What needs to be done: You are to retype all of the data exactly as it appears.

Supplied material:
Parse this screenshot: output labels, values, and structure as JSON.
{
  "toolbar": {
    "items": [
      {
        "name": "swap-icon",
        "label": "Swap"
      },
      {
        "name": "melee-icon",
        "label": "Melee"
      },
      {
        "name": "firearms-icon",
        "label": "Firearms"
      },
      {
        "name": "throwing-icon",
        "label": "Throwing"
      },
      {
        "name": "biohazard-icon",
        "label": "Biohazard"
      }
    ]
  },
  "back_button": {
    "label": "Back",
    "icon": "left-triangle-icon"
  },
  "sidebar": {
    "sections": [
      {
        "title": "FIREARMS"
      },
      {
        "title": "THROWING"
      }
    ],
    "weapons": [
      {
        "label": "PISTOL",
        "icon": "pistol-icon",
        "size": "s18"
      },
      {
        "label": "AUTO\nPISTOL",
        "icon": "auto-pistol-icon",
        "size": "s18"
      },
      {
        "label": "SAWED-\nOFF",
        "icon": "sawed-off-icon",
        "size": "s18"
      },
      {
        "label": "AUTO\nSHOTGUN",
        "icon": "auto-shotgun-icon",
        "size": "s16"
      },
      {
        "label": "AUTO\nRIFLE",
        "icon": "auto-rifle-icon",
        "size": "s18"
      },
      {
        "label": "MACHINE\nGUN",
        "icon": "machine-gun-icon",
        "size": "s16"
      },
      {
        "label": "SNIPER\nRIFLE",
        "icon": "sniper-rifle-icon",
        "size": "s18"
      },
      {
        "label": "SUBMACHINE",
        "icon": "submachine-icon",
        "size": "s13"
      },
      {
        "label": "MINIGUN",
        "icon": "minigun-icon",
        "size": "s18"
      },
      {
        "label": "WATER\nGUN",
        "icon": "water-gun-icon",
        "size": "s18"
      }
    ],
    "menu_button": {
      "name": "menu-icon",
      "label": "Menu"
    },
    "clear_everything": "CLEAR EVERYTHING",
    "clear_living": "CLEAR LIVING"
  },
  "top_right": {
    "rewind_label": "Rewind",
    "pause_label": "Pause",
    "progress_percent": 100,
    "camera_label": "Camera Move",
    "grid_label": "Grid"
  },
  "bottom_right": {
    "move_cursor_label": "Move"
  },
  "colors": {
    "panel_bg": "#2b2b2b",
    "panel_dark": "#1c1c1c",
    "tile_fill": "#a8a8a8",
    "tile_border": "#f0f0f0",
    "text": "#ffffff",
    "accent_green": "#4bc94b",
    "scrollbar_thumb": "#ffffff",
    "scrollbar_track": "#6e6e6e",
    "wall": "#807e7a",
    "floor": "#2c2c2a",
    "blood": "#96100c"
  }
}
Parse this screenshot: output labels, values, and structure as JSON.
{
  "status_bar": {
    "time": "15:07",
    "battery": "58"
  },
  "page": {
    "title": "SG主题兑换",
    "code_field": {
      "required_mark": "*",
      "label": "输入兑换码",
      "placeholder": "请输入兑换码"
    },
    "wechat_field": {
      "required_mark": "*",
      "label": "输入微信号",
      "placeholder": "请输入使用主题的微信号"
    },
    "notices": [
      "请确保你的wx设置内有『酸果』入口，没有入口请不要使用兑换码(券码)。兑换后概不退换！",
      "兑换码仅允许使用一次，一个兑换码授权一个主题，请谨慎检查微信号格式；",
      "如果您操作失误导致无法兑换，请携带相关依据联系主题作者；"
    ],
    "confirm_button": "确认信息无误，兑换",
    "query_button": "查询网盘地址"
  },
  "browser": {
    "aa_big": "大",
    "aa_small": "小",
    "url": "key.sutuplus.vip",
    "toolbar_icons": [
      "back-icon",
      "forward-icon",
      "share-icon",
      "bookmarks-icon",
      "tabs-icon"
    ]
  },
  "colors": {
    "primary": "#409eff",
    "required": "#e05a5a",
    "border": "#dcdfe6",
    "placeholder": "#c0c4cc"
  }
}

Answer:
Parse this screenshot: output labels, values, and structure as JSON.
{
  "toolbar": {
    "items": [
      {
        "name": "swap-icon",
        "label": "Swap"
      },
      {
        "name": "melee-icon",
        "label": "Melee"
      },
      {
        "name": "firearms-icon",
        "label": "Firearms"
      },
      {
        "name": "throwing-icon",
        "label": "Throwing"
      },
      {
        "name": "biohazard-icon",
        "label": "Biohazard"
      }
    ]
  },
  "back_button": {
    "label": "Back",
    "icon": "left-triangle-icon"
  },
  "sidebar": {
    "sections": [
      {
        "title": "FIREARMS"
      },
      {
        "title": "THROWING"
      }
    ],
    "weapons": [
      {
        "label": "PISTOL",
        "icon": "pistol-icon",
        "size": "s18"
      },
      {
        "label": "AUTO\nPISTOL",
        "icon": "auto-pistol-icon",
        "size": "s18"
      },
      {
        "label": "SAWED-\nOFF",
        "icon": "sawed-off-icon",
        "size": "s18"
      },
      {
        "label": "AUTO\nSHOTGUN",
        "icon": "auto-shotgun-icon",
        "size": "s16"
      },
      {
        "label": "AUTO\nRIFLE",
        "icon": "auto-rifle-icon",
        "size": "s18"
      },
      {
        "label": "MACHINE\nGUN",
        "icon": "machine-gun-icon",
        "size": "s16"
      },
      {
        "label": "SNIPER\nRIFLE",
        "icon": "sniper-rifle-icon",
        "size": "s18"
      },
      {
        "label": "SUBMACHINE",
        "icon": "submachine-icon",
        "size": "s13"
      },
      {
        "label": "MINIGUN",
        "icon": "minigun-icon",
        "size": "s18"
      },
      {
        "label": "WATER\nGUN",
        "icon": "water-gun-icon",
        "size": "s18"
      }
    ],
    "menu_button": {
      "name": "menu-icon",
      "label": "Menu"
    },
    "clear_everything": "CLEAR EVERYTHING",
    "clear_living": "CLEAR LIVING"
  },
  "top_right": {
    "rewind_label": "Rewind",
    "pause_label": "Pause",
    "progress_percent": 100,
    "camera_label": "Camera Move",
    "grid_label": "Grid"
  },
  "bottom_right": {
    "move_cursor_label": "Move"
  },
  "colors": {
    "panel_bg": "#2b2b2b",
    "panel_dark": "#1c1c1c",
    "tile_fill": "#a8a8a8",
    "tile_border": "#f0f0f0",
    "text": "#ffffff",
    "accent_green": "#4bc94b",
    "scrollbar_thumb": "#ffffff",
    "scrollbar_track": "#6e6e6e",
    "wall": "#807e7a",
    "floor": "#2c2c2a",
    "blood": "#96100c"
  }
}
Parse this screenshot: output labels, values, and structure as JSON.
{
  "status_bar": {
    "time": "15:07",
    "battery": "58"
  },
  "page": {
    "title": "SG主题兑换",
    "code_field": {
      "required_mark": "*",
      "label": "输入兑换码",
      "placeholder": "请输入兑换码"
    },
    "wechat_field": {
      "required_mark": "*",
      "label": "输入微信号",
      "placeholder": "请输入使用主题的微信号"
    },
    "notices": [
      "请确保你的wx设置内有『酸果』入口，没有入口请不要使用兑换码(券码)。兑换后概不退换！",
      "兑换码仅允许使用一次，一个兑换码授权一个主题，请谨慎检查微信号格式；",
      "如果您操作失误导致无法兑换，请携带相关依据联系主题作者；"
    ],
    "confirm_button": "确认信息无误，兑换",
    "query_button": "查询网盘地址"
  },
  "browser": {
    "aa_big": "大",
    "aa_small": "小",
    "url": "key.sutuplus.vip",
    "toolbar_icons": [
      "back-icon",
      "forward-icon",
      "share-icon",
      "bookmarks-icon",
      "tabs-icon"
    ]
  },
  "colors": {
    "primary": "#409eff",
    "required": "#e05a5a",
    "border": "#dcdfe6",
    "placeholder": "#c0c4cc"
  }
}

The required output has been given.